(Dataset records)
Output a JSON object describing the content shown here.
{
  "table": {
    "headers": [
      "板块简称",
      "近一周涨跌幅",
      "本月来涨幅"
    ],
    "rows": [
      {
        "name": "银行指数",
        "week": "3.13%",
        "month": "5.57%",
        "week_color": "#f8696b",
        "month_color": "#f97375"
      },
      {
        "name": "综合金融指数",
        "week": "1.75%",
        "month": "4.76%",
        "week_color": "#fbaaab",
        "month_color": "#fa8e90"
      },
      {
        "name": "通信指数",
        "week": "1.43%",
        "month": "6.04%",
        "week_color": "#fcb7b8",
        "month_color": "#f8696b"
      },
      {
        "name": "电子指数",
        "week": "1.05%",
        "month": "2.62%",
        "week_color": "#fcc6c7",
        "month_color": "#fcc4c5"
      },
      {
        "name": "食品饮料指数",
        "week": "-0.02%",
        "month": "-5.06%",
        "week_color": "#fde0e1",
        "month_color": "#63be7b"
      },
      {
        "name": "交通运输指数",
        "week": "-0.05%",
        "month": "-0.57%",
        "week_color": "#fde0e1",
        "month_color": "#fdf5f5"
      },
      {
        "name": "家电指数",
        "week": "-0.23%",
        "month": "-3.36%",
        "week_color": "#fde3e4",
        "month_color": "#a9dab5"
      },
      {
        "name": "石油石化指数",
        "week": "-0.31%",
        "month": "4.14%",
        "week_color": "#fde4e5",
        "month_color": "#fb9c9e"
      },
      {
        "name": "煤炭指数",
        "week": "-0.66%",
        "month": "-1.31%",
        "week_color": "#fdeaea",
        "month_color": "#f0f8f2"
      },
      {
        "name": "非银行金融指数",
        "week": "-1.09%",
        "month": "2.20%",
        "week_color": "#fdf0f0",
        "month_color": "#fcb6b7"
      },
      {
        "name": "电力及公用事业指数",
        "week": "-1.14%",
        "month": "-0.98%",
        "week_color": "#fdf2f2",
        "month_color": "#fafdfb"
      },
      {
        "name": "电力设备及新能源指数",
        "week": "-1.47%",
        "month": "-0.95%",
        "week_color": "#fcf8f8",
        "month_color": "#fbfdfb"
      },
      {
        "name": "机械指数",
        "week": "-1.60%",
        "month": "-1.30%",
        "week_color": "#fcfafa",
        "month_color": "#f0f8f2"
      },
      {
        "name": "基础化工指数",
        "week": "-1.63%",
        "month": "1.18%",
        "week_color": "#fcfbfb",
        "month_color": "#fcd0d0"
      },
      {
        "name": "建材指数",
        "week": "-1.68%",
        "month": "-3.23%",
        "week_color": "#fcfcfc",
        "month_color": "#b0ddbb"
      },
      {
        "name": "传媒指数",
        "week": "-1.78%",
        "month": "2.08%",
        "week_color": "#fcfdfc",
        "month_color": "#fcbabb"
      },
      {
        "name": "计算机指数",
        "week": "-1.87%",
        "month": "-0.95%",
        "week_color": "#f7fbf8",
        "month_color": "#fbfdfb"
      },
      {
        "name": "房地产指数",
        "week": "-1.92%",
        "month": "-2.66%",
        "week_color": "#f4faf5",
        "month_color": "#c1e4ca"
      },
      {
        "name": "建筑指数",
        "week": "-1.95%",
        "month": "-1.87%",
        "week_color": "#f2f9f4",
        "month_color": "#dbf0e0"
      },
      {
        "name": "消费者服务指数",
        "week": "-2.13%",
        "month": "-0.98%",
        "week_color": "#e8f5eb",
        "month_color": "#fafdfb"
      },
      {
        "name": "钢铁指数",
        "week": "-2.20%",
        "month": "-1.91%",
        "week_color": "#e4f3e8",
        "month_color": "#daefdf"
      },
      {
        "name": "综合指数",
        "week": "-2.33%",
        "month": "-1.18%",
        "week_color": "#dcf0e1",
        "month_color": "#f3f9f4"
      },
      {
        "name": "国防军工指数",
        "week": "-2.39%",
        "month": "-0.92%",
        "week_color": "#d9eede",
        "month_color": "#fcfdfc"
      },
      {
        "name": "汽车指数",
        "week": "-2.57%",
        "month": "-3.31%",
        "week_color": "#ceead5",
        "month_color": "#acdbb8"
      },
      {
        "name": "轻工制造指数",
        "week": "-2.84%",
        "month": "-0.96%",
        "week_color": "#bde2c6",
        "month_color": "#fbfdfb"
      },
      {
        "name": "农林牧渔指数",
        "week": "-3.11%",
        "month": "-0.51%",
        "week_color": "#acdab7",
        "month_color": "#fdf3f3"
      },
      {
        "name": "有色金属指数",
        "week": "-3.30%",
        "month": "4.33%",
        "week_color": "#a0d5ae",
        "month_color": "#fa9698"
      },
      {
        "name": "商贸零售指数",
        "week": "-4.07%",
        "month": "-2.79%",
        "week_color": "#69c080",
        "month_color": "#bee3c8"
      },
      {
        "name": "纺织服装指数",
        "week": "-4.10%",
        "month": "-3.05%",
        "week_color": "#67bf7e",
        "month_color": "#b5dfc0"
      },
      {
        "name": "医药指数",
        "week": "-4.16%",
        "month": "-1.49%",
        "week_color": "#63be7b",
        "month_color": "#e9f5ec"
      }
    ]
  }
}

Exercise instructions: Transcribe every entry exactly, omitting nothing.

Worked solution:
Output a JSON object describing the content shown here.
{
  "table": {
    "headers": [
      "板块简称",
      "近一周涨跌幅",
      "本月来涨幅"
    ],
    "rows": [
      {
        "name": "银行指数",
        "week": "3.13%",
        "month": "5.57%",
        "week_color": "#f8696b",
        "month_color": "#f97375"
      },
      {
        "name": "综合金融指数",
        "week": "1.75%",
        "month": "4.76%",
        "week_color": "#fbaaab",
        "month_color": "#fa8e90"
      },
      {
        "name": "通信指数",
        "week": "1.43%",
        "month": "6.04%",
        "week_color": "#fcb7b8",
        "month_color": "#f8696b"
      },
      {
        "name": "电子指数",
        "week": "1.05%",
        "month": "2.62%",
        "week_color": "#fcc6c7",
        "month_color": "#fcc4c5"
      },
      {
        "name": "食品饮料指数",
        "week": "-0.02%",
        "month": "-5.06%",
        "week_color": "#fde0e1",
        "month_color": "#63be7b"
      },
      {
        "name": "交通运输指数",
        "week": "-0.05%",
        "month": "-0.57%",
        "week_color": "#fde0e1",
        "month_color": "#fdf5f5"
      },
      {
        "name": "家电指数",
        "week": "-0.23%",
        "month": "-3.36%",
        "week_color": "#fde3e4",
        "month_color": "#a9dab5"
      },
      {
        "name": "石油石化指数",
        "week": "-0.31%",
        "month": "4.14%",
        "week_color": "#fde4e5",
        "month_color": "#fb9c9e"
      },
      {
        "name": "煤炭指数",
        "week": "-0.66%",
        "month": "-1.31%",
        "week_color": "#fdeaea",
        "month_color": "#f0f8f2"
      },
      {
        "name": "非银行金融指数",
        "week": "-1.09%",
        "month": "2.20%",
        "week_color": "#fdf0f0",
        "month_color": "#fcb6b7"
      },
      {
        "name": "电力及公用事业指数",
        "week": "-1.14%",
        "month": "-0.98%",
        "week_color": "#fdf2f2",
        "month_color": "#fafdfb"
      },
      {
        "name": "电力设备及新能源指数",
        "week": "-1.47%",
        "month": "-0.95%",
        "week_color": "#fcf8f8",
        "month_color": "#fbfdfb"
      },
      {
        "name": "机械指数",
        "week": "-1.60%",
        "month": "-1.30%",
        "week_color": "#fcfafa",
        "month_color": "#f0f8f2"
      },
      {
        "name": "基础化工指数",
        "week": "-1.63%",
        "month": "1.18%",
        "week_color": "#fcfbfb",
        "month_color": "#fcd0d0"
      },
      {
        "name": "建材指数",
        "week": "-1.68%",
        "month": "-3.23%",
        "week_color": "#fcfcfc",
        "month_color": "#b0ddbb"
      },
      {
        "name": "传媒指数",
        "week": "-1.78%",
        "month": "2.08%",
        "week_color": "#fcfdfc",
        "month_color": "#fcbabb"
      },
      {
        "name": "计算机指数",
        "week": "-1.87%",
        "month": "-0.95%",
        "week_color": "#f7fbf8",
        "month_color": "#fbfdfb"
      },
      {
        "name": "房地产指数",
        "week": "-1.92%",
        "month": "-2.66%",
        "week_color": "#f4faf5",
        "month_color": "#c1e4ca"
      },
      {
        "name": "建筑指数",
        "week": "-1.95%",
        "month": "-1.87%",
        "week_color": "#f2f9f4",
        "month_color": "#dbf0e0"
      },
      {
        "name": "消费者服务指数",
        "week": "-2.13%",
        "month": "-0.98%",
        "week_color": "#e8f5eb",
        "month_color": "#fafdfb"
      },
      {
        "name": "钢铁指数",
        "week": "-2.20%",
        "month": "-1.91%",
        "week_color": "#e4f3e8",
        "month_color": "#daefdf"
      },
      {
        "name": "综合指数",
        "week": "-2.33%",
        "month": "-1.18%",
        "week_color": "#dcf0e1",
        "month_color": "#f3f9f4"
      },
      {
        "name": "国防军工指数",
        "week": "-2.39%",
        "month": "-0.92%",
        "week_color": "#d9eede",
        "month_color": "#fcfdfc"
      },
      {
        "name": "汽车指数",
        "week": "-2.57%",
        "month": "-3.31%",
        "week_color": "#ceead5",
        "month_color": "#acdbb8"
      },
      {
        "name": "轻工制造指数",
        "week": "-2.84%",
        "month": "-0.96%",
        "week_color": "#bde2c6",
        "month_color": "#fbfdfb"
      },
      {
        "name": "农林牧渔指数",
        "week": "-3.11%",
        "month": "-0.51%",
        "week_color": "#acdab7",
        "month_color": "#fdf3f3"
      },
      {
        "name": "有色金属指数",
        "week": "-3.30%",
        "month": "4.33%",
        "week_color": "#a0d5ae",
        "month_color": "#fa9698"
      },
      {
        "name": "商贸零售指数",
        "week": "-4.07%",
        "month": "-2.79%",
        "week_color": "#69c080",
        "month_color": "#bee3c8"
      },
      {
        "name": "纺织服装指数",
        "week": "-4.10%",
        "month": "-3.05%",
        "week_color": "#67bf7e",
        "month_color": "#b5dfc0"
      },
      {
        "name": "医药指数",
        "week": "-4.16%",
        "month": "-1.49%",
        "week_color": "#63be7b",
        "month_color": "#e9f5ec"
      }
    ]
  }
}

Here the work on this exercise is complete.